### What is being asked
Reproduce all records verbatim.

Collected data
....

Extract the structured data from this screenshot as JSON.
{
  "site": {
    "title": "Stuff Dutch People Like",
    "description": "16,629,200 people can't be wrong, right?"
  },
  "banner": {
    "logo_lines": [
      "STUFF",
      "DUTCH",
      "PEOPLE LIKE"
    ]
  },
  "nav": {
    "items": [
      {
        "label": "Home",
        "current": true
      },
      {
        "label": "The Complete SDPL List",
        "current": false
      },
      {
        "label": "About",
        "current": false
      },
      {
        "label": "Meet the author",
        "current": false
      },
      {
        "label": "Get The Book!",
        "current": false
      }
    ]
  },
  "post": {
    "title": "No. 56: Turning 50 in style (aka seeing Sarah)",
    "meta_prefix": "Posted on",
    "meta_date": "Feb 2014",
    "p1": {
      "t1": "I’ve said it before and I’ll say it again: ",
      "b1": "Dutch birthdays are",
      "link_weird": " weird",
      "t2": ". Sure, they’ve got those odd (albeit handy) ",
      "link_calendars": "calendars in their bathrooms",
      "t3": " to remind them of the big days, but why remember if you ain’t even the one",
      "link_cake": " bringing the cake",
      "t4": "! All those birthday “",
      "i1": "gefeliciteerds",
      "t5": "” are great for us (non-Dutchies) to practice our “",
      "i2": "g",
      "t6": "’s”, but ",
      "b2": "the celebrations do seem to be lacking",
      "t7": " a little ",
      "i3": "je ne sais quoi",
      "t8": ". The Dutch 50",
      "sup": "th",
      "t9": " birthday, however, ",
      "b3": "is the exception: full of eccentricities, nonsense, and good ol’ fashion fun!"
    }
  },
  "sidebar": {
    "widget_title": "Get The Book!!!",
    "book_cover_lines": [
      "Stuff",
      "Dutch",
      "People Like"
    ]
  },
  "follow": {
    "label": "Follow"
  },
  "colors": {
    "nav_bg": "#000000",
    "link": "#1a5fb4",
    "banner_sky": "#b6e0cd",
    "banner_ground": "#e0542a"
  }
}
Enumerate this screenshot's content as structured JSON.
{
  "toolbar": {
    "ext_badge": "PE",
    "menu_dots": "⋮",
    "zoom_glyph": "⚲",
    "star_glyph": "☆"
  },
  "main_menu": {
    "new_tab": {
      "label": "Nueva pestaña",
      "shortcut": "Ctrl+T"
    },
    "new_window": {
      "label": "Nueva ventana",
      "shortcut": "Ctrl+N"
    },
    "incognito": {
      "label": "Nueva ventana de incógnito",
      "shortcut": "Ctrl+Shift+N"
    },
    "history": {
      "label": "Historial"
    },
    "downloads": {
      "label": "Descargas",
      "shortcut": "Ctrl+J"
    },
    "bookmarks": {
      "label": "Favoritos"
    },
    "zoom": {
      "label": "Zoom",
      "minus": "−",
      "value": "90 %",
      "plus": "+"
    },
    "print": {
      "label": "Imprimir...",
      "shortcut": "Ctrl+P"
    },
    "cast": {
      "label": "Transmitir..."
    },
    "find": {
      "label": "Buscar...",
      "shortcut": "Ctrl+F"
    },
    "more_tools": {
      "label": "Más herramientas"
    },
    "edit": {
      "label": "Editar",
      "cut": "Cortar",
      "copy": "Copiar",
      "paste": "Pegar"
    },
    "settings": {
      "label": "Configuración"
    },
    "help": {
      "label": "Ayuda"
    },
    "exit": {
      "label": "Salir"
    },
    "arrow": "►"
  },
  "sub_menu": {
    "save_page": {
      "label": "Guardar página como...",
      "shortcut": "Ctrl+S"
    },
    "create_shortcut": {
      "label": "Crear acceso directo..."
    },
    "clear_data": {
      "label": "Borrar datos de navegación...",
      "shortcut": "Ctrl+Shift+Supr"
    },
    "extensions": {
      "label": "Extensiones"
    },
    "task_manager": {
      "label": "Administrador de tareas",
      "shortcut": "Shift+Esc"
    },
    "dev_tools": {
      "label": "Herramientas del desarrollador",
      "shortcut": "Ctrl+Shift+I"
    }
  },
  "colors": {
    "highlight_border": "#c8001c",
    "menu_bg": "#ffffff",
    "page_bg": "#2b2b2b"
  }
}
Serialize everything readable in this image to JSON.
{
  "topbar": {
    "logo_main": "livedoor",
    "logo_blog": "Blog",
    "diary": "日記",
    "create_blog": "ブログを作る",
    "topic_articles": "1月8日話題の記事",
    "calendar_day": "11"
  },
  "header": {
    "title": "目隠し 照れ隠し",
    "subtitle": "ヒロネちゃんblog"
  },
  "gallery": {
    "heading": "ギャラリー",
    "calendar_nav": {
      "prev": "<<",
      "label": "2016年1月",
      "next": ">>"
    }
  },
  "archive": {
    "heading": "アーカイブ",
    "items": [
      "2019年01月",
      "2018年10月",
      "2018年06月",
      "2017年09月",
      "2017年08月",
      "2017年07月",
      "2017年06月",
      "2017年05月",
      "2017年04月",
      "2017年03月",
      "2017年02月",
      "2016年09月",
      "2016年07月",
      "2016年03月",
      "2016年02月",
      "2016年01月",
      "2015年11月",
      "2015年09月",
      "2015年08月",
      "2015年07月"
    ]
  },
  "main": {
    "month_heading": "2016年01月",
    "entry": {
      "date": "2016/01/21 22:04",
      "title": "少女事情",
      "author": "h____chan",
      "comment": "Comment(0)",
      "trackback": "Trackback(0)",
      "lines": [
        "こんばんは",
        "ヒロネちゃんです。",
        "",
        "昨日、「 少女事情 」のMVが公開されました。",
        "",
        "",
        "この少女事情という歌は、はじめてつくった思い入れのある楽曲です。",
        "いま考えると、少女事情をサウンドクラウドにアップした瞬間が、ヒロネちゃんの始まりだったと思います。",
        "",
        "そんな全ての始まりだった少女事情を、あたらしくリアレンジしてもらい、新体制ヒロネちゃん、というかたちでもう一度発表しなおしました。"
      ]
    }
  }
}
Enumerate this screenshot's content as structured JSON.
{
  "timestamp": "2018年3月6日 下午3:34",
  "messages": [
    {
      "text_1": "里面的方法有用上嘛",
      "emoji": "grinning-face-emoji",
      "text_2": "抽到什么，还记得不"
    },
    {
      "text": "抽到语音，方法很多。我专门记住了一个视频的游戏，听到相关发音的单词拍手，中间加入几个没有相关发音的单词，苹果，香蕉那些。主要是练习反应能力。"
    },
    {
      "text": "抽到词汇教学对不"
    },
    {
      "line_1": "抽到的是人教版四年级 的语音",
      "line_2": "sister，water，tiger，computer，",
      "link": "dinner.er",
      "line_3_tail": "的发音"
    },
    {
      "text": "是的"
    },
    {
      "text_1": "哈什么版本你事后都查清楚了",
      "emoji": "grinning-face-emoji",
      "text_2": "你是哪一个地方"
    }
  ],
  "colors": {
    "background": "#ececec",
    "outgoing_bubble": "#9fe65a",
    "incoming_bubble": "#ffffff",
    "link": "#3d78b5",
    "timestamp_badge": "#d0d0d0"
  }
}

....

### Task output
Extract the structured data from this screenshot as JSON.
{
  "site": {
    "title": "Stuff Dutch People Like",
    "description": "16,629,200 people can't be wrong, right?"
  },
  "banner": {
    "logo_lines": [
      "STUFF",
      "DUTCH",
      "PEOPLE LIKE"
    ]
  },
  "nav": {
    "items": [
      {
        "label": "Home",
        "current": true
      },
      {
        "label": "The Complete SDPL List",
        "current": false
      },
      {
        "label": "About",
        "current": false
      },
      {
        "label": "Meet the author",
        "current": false
      },
      {
        "label": "Get The Book!",
        "current": false
      }
    ]
  },
  "post": {
    "title": "No. 56: Turning 50 in style (aka seeing Sarah)",
    "meta_prefix": "Posted on",
    "meta_date": "Feb 2014",
    "p1": {
      "t1": "I’ve said it before and I’ll say it again: ",
      "b1": "Dutch birthdays are",
      "link_weird": " weird",
      "t2": ". Sure, they’ve got those odd (albeit handy) ",
      "link_calendars": "calendars in their bathrooms",
      "t3": " to remind them of the big days, but why remember if you ain’t even the one",
      "link_cake": " bringing the cake",
      "t4": "! All those birthday “",
      "i1": "gefeliciteerds",
      "t5": "” are great for us (non-Dutchies) to practice our “",
      "i2": "g",
      "t6": "’s”, but ",
      "b2": "the celebrations do seem to be lacking",
      "t7": " a little ",
      "i3": "je ne sais quoi",
      "t8": ". The Dutch 50",
      "sup": "th",
      "t9": " birthday, however, ",
      "b3": "is the exception: full of eccentricities, nonsense, and good ol’ fashion fun!"
    }
  },
  "sidebar": {
    "widget_title": "Get The Book!!!",
    "book_cover_lines": [
      "Stuff",
      "Dutch",
      "People Like"
    ]
  },
  "follow": {
    "label": "Follow"
  },
  "colors": {
    "nav_bg": "#000000",
    "link": "#1a5fb4",
    "banner_sky": "#b6e0cd",
    "banner_ground": "#e0542a"
  }
}
Enumerate this screenshot's content as structured JSON.
{
  "toolbar": {
    "ext_badge": "PE",
    "menu_dots": "⋮",
    "zoom_glyph": "⚲",
    "star_glyph": "☆"
  },
  "main_menu": {
    "new_tab": {
      "label": "Nueva pestaña",
      "shortcut": "Ctrl+T"
    },
    "new_window": {
      "label": "Nueva ventana",
      "shortcut": "Ctrl+N"
    },
    "incognito": {
      "label": "Nueva ventana de incógnito",
      "shortcut": "Ctrl+Shift+N"
    },
    "history": {
      "label": "Historial"
    },
    "downloads": {
      "label": "Descargas",
      "shortcut": "Ctrl+J"
    },
    "bookmarks": {
      "label": "Favoritos"
    },
    "zoom": {
      "label": "Zoom",
      "minus": "−",
      "value": "90 %",
      "plus": "+"
    },
    "print": {
      "label": "Imprimir...",
      "shortcut": "Ctrl+P"
    },
    "cast": {
      "label": "Transmitir..."
    },
    "find": {
      "label": "Buscar...",
      "shortcut": "Ctrl+F"
    },
    "more_tools": {
      "label": "Más herramientas"
    },
    "edit": {
      "label": "Editar",
      "cut": "Cortar",
      "copy": "Copiar",
      "paste": "Pegar"
    },
    "settings": {
      "label": "Configuración"
    },
    "help": {
      "label": "Ayuda"
    },
    "exit": {
      "label": "Salir"
    },
    "arrow": "►"
  },
  "sub_menu": {
    "save_page": {
      "label": "Guardar página como...",
      "shortcut": "Ctrl+S"
    },
    "create_shortcut": {
      "label": "Crear acceso directo..."
    },
    "clear_data": {
      "label": "Borrar datos de navegación...",
      "shortcut": "Ctrl+Shift+Supr"
    },
    "extensions": {
      "label": "Extensiones"
    },
    "task_manager": {
      "label": "Administrador de tareas",
      "shortcut": "Shift+Esc"
    },
    "dev_tools": {
      "label": "Herramientas del desarrollador",
      "shortcut": "Ctrl+Shift+I"
    }
  },
  "colors": {
    "highlight_border": "#c8001c",
    "menu_bg": "#ffffff",
    "page_bg": "#2b2b2b"
  }
}
Serialize everything readable in this image to JSON.
{
  "topbar": {
    "logo_main": "livedoor",
    "logo_blog": "Blog",
    "diary": "日記",
    "create_blog": "ブログを作る",
    "topic_articles": "1月8日話題の記事",
    "calendar_day": "11"
  },
  "header": {
    "title": "目隠し 照れ隠し",
    "subtitle": "ヒロネちゃんblog"
  },
  "gallery": {
    "heading": "ギャラリー",
    "calendar_nav": {
      "prev": "<<",
      "label": "2016年1月",
      "next": ">>"
    }
  },
  "archive": {
    "heading": "アーカイブ",
    "items": [
      "2019年01月",
      "2018年10月",
      "2018年06月",
      "2017年09月",
      "2017年08月",
      "2017年07月",
      "2017年06月",
      "2017年05月",
      "2017年04月",
      "2017年03月",
      "2017年02月",
      "2016年09月",
      "2016年07月",
      "2016年03月",
      "2016年02月",
      "2016年01月",
      "2015年11月",
      "2015年09月",
      "2015年08月",
      "2015年07月"
    ]
  },
  "main": {
    "month_heading": "2016年01月",
    "entry": {
      "date": "2016/01/21 22:04",
      "title": "少女事情",
      "author": "h____chan",
      "comment": "Comment(0)",
      "trackback": "Trackback(0)",
      "lines": [
        "こんばんは",
        "ヒロネちゃんです。",
        "",
        "昨日、「 少女事情 」のMVが公開されました。",
        "",
        "",
        "この少女事情という歌は、はじめてつくった思い入れのある楽曲です。",
        "いま考えると、少女事情をサウンドクラウドにアップした瞬間が、ヒロネちゃんの始まりだったと思います。",
        "",
        "そんな全ての始まりだった少女事情を、あたらしくリアレンジしてもらい、新体制ヒロネちゃん、というかたちでもう一度発表しなおしました。"
      ]
    }
  }
}
Enumerate this screenshot's content as structured JSON.
{
  "timestamp": "2018年3月6日 下午3:34",
  "messages": [
    {
      "text_1": "里面的方法有用上嘛",
      "emoji": "grinning-face-emoji",
      "text_2": "抽到什么，还记得不"
    },
    {
      "text": "抽到语音，方法很多。我专门记住了一个视频的游戏，听到相关发音的单词拍手，中间加入几个没有相关发音的单词，苹果，香蕉那些。主要是练习反应能力。"
    },
    {
      "text": "抽到词汇教学对不"
    },
    {
      "line_1": "抽到的是人教版四年级 的语音",
      "line_2": "sister，water，tiger，computer，",
      "link": "dinner.er",
      "line_3_tail": "的发音"
    },
    {
      "text": "是的"
    },
    {
      "text_1": "哈什么版本你事后都查清楚了",
      "emoji": "grinning-face-emoji",
      "text_2": "你是哪一个地方"
    }
  ],
  "colors": {
    "background": "#ececec",
    "outgoing_bubble": "#9fe65a",
    "incoming_bubble": "#ffffff",
    "link": "#3d78b5",
    "timestamp_badge": "#d0d0d0"
  }
}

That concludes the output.